| PROBLEM DESCRIPTION |
Where a line contains the string "waste", copy that line.

| DATASET CONTENT |
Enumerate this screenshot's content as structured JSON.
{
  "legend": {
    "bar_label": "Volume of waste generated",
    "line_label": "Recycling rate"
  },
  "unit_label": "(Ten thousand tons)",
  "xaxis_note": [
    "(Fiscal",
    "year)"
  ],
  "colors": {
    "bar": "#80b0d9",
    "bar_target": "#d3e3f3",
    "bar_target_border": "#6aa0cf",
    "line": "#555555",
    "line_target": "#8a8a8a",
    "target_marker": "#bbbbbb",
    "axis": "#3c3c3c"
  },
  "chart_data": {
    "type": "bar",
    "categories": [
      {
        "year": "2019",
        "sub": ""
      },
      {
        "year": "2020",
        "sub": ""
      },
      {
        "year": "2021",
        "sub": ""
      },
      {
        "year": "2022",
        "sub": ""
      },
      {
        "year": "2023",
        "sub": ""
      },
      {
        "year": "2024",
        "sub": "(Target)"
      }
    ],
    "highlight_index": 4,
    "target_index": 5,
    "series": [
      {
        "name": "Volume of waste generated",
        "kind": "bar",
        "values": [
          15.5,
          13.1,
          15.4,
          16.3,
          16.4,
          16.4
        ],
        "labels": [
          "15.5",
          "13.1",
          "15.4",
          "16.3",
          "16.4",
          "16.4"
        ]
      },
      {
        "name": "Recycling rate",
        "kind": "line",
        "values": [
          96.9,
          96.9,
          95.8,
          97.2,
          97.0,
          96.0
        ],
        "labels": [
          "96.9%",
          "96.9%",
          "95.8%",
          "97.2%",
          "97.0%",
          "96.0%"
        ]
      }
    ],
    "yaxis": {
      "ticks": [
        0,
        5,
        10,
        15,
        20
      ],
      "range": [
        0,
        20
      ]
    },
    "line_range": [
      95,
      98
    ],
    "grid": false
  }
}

| TASK ANSWER |
    "bar_label": "Volume of waste generated",
        "name": "Volume of waste generated",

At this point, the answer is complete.